Brief: Collect all lines below with the string "Smyrna".

Start of Dataset entries

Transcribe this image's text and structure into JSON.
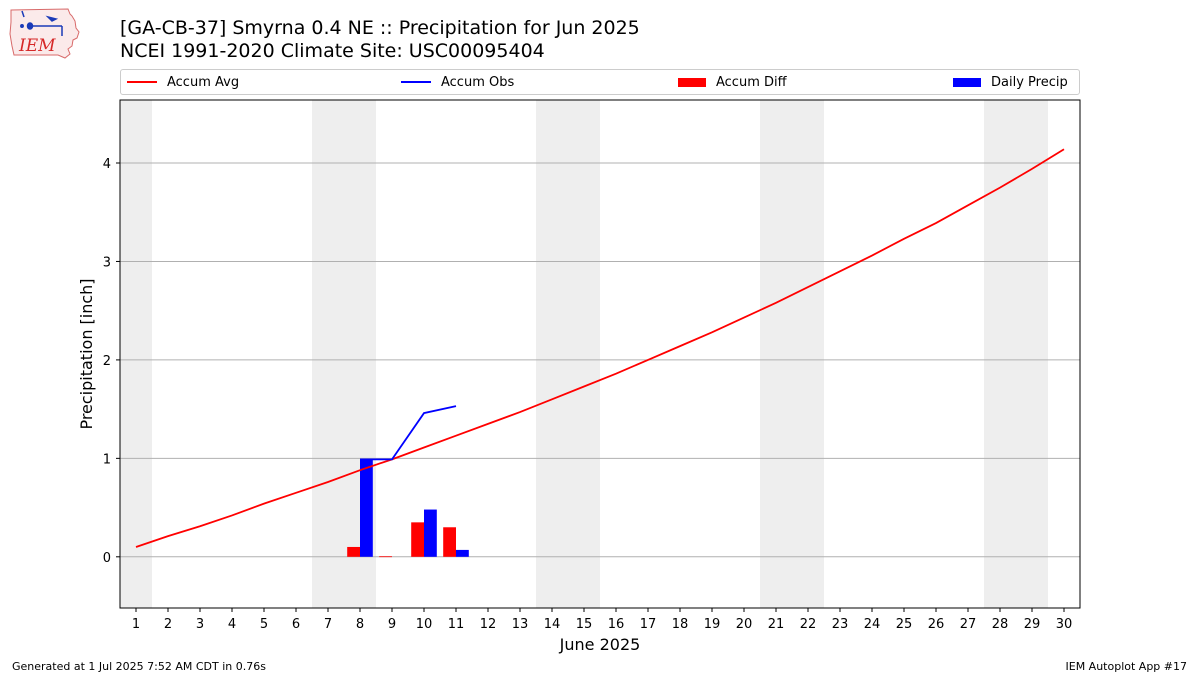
{
  "header": {
    "logo_text": "IEM",
    "title_line1": "[GA-CB-37] Smyrna 0.4 NE :: Precipitation for Jun 2025",
    "title_line2": "NCEI 1991-2020 Climate Site: USC00095404"
  },
  "legend": {
    "items": [
      {
        "label": "Accum Avg",
        "kind": "line",
        "color": "#ff0000"
      },
      {
        "label": "Accum Obs",
        "kind": "line",
        "color": "#0000ff"
      },
      {
        "label": "Accum Diff",
        "kind": "bar",
        "color": "#ff0000"
      },
      {
        "label": "Daily Precip",
        "kind": "bar",
        "color": "#0000ff"
      }
    ],
    "placement": "top"
  },
  "footer": {
    "left": "Generated at 1 Jul 2025 7:52 AM CDT in 0.76s",
    "right": "IEM Autoplot App #17"
  },
  "colors": {
    "accum_avg": "#ff0000",
    "accum_obs": "#0000ff",
    "accum_diff": "#ff0000",
    "daily_precip": "#0000ff",
    "weekend_shade": "#eeeeee",
    "grid": "#b0b0b0"
  },
  "chart_data": {
    "type": "line",
    "title": "[GA-CB-37] Smyrna 0.4 NE :: Precipitation for Jun 2025",
    "subtitle": "NCEI 1991-2020 Climate Site: USC00095404",
    "xlabel": "June 2025",
    "ylabel": "Precipitation [inch]",
    "xlim": [
      0.5,
      30.5
    ],
    "ylim": [
      -0.52,
      4.64
    ],
    "x_ticks": [
      1,
      2,
      3,
      4,
      5,
      6,
      7,
      8,
      9,
      10,
      11,
      12,
      13,
      14,
      15,
      16,
      17,
      18,
      19,
      20,
      21,
      22,
      23,
      24,
      25,
      26,
      27,
      28,
      29,
      30
    ],
    "y_ticks": [
      0,
      1,
      2,
      3,
      4
    ],
    "grid": "horizontal",
    "weekend_shading": [
      [
        0.5,
        1.5
      ],
      [
        6.5,
        8.5
      ],
      [
        13.5,
        15.5
      ],
      [
        20.5,
        22.5
      ],
      [
        27.5,
        29.5
      ]
    ],
    "series": [
      {
        "name": "Accum Avg",
        "type": "line",
        "x": [
          1,
          2,
          3,
          4,
          5,
          6,
          7,
          8,
          9,
          10,
          11,
          12,
          13,
          14,
          15,
          16,
          17,
          18,
          19,
          20,
          21,
          22,
          23,
          24,
          25,
          26,
          27,
          28,
          29,
          30
        ],
        "values": [
          0.1,
          0.21,
          0.31,
          0.42,
          0.54,
          0.65,
          0.76,
          0.88,
          0.99,
          1.11,
          1.23,
          1.35,
          1.47,
          1.6,
          1.73,
          1.86,
          2.0,
          2.14,
          2.28,
          2.43,
          2.58,
          2.74,
          2.9,
          3.06,
          3.23,
          3.39,
          3.57,
          3.75,
          3.94,
          4.14
        ]
      },
      {
        "name": "Accum Obs",
        "type": "line",
        "x": [
          8,
          9,
          10,
          11
        ],
        "values": [
          0.99,
          0.99,
          1.46,
          1.53
        ]
      },
      {
        "name": "Accum Diff",
        "type": "bar",
        "x": [
          8,
          9,
          10,
          11
        ],
        "values": [
          0.1,
          0.005,
          0.35,
          0.3
        ]
      },
      {
        "name": "Daily Precip",
        "type": "bar",
        "x": [
          8,
          10,
          11
        ],
        "values": [
          0.99,
          0.48,
          0.07
        ]
      }
    ]
  }
}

End of Dataset entries

Result of this exercise:
    "title_line1": "[GA-CB-37] Smyrna 0.4 NE :: Precipitation for Jun 2025",
    "title": "[GA-CB-37] Smyrna 0.4 NE :: Precipitation for Jun 2025",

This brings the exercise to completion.